Search the entries for the word "identifier" and pull out each line that has it.

--- Data records ---

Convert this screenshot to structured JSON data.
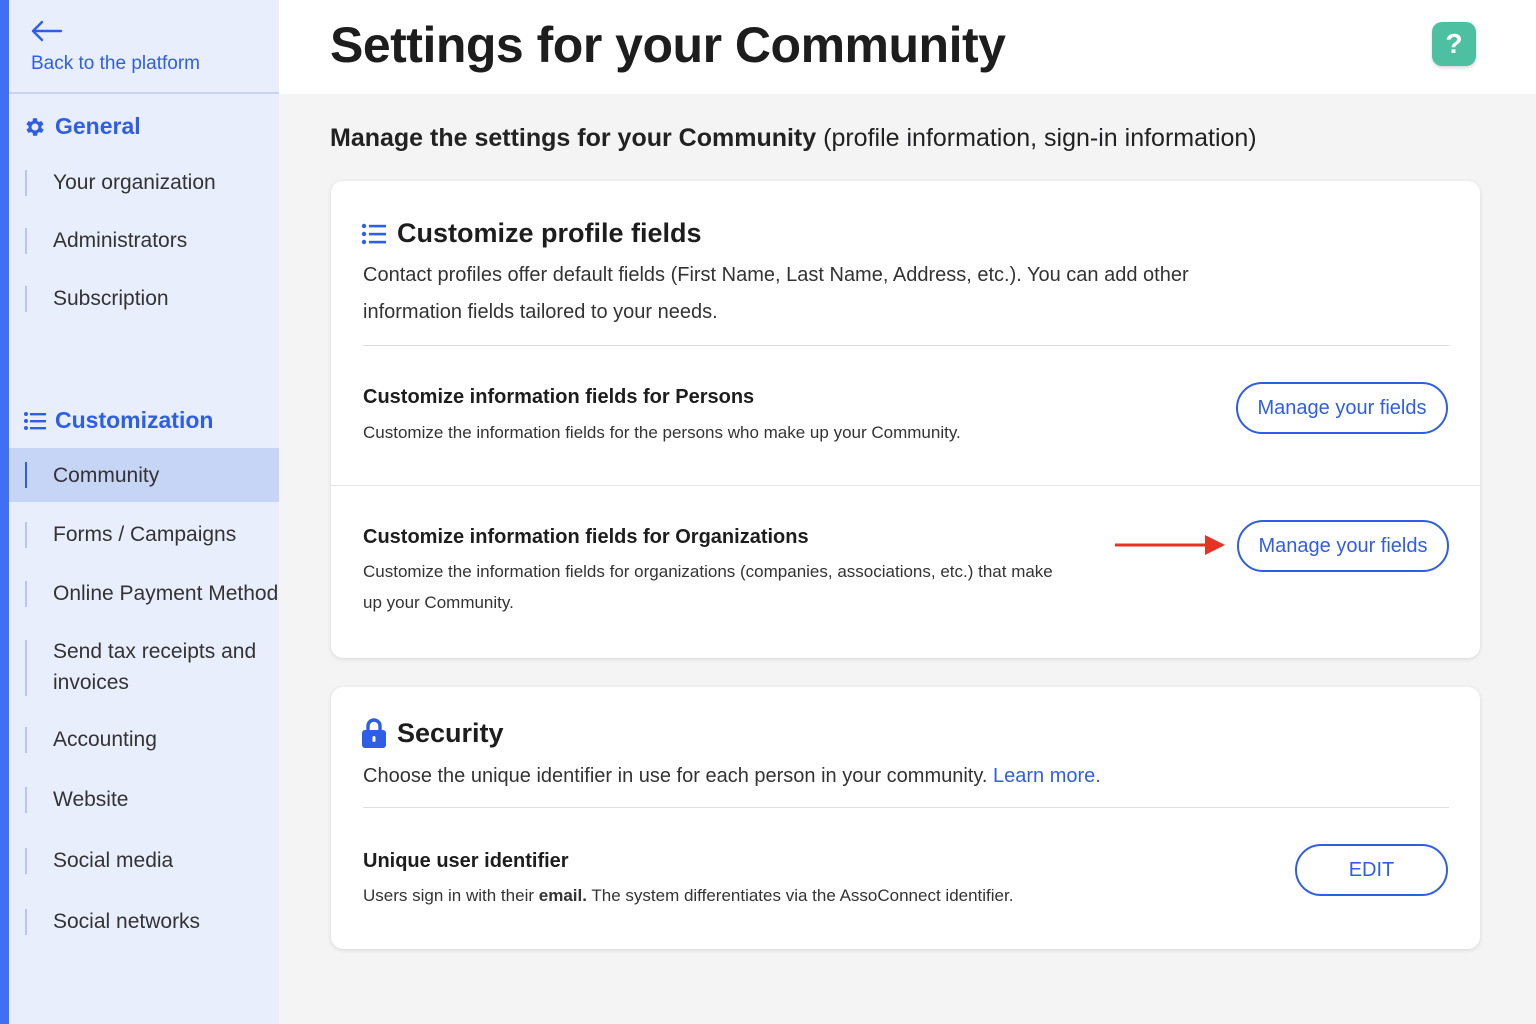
{
  "sidebar": {
    "back_label": "Back to the platform",
    "general": {
      "title": "General",
      "items": [
        "Your organization",
        "Administrators",
        "Subscription"
      ]
    },
    "customization": {
      "title": "Customization",
      "items": [
        "Community",
        "Forms / Campaigns",
        "Online Payment Method",
        "Send tax receipts and invoices",
        "Accounting",
        "Website",
        "Social media",
        "Social networks"
      ],
      "active": "Community"
    }
  },
  "header": {
    "title": "Settings for your Community",
    "help_label": "?"
  },
  "subtitle": {
    "bold": "Manage the settings for your Community",
    "rest": "(profile information, sign-in information)"
  },
  "profile_card": {
    "title": "Customize profile fields",
    "description": "Contact profiles offer default fields (First Name, Last Name, Address, etc.). You can add other information fields tailored to your needs.",
    "persons": {
      "title": "Customize information fields for Persons",
      "description": "Customize the information fields for the persons who make up your Community.",
      "button": "Manage your fields"
    },
    "organizations": {
      "title": "Customize information fields for Organizations",
      "description": "Customize the information fields for organizations (companies, associations, etc.) that make up your Community.",
      "button": "Manage your fields"
    }
  },
  "security_card": {
    "title": "Security",
    "description": "Choose the unique identifier in use for each person in your community.",
    "learn_more": "Learn more.",
    "identifier": {
      "title": "Unique user identifier",
      "desc_pre": "Users sign in with their",
      "desc_bold": "email.",
      "desc_post": "The system differentiates via the AssoConnect identifier.",
      "button": "EDIT"
    }
  },
  "colors": {
    "accent": "#2f5ee6",
    "sidebar_bg": "#e8eefc",
    "active_bg": "#c6d4f6",
    "help": "#4cc0a0",
    "annotation_arrow": "#e53423"
  }
}
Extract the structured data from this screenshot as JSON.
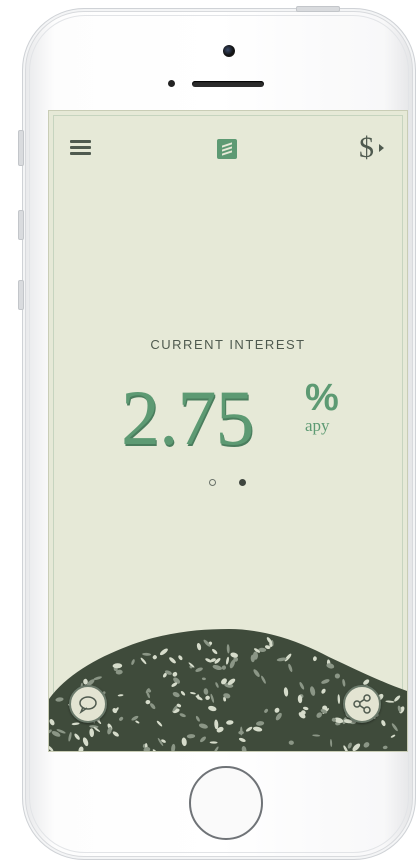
{
  "header": {
    "menu_icon": "hamburger-menu-icon",
    "logo_icon": "app-logo-icon",
    "currency_icon": "dollar-menu-icon"
  },
  "main": {
    "label": "CURRENT INTEREST",
    "rate": "2.75",
    "percent_sign": "%",
    "unit": "apy",
    "pager": {
      "count": 2,
      "active_index": 1
    }
  },
  "footer": {
    "chat_icon": "chat-bubble-icon",
    "share_icon": "share-icon"
  },
  "colors": {
    "background": "#e6e9d7",
    "accent": "#5d9a73",
    "text": "#4f5a4f",
    "coins_dark": "#3f4b3b"
  }
}
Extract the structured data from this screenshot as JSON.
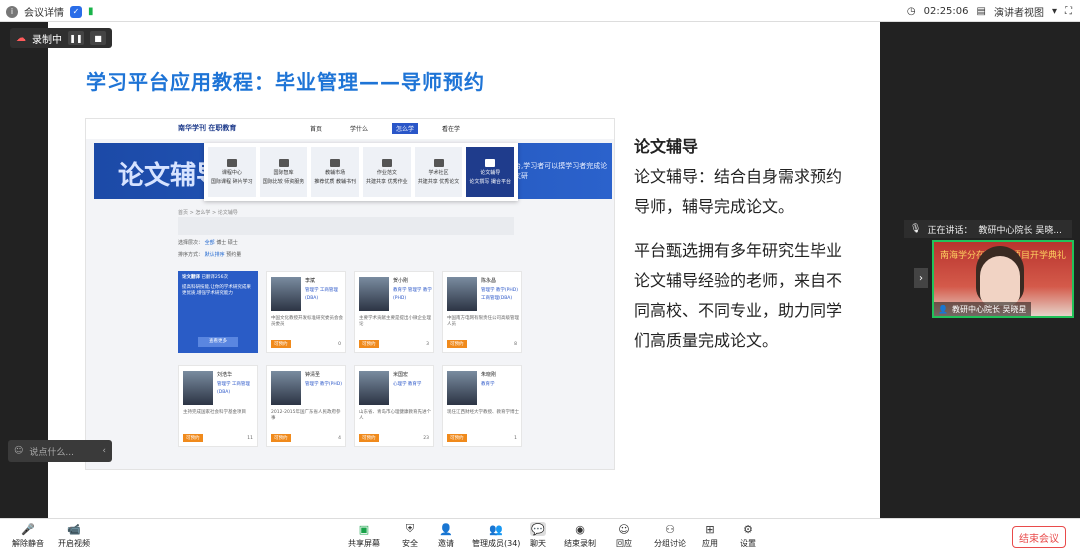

---

▶ **The completed task**:
    "description": "Choose the unique identifier in use for each person in your community.",
    "identifier": {
      "title": "Unique user identifier",
      "desc_post": "The system differentiates via the AssoConnect identifier.",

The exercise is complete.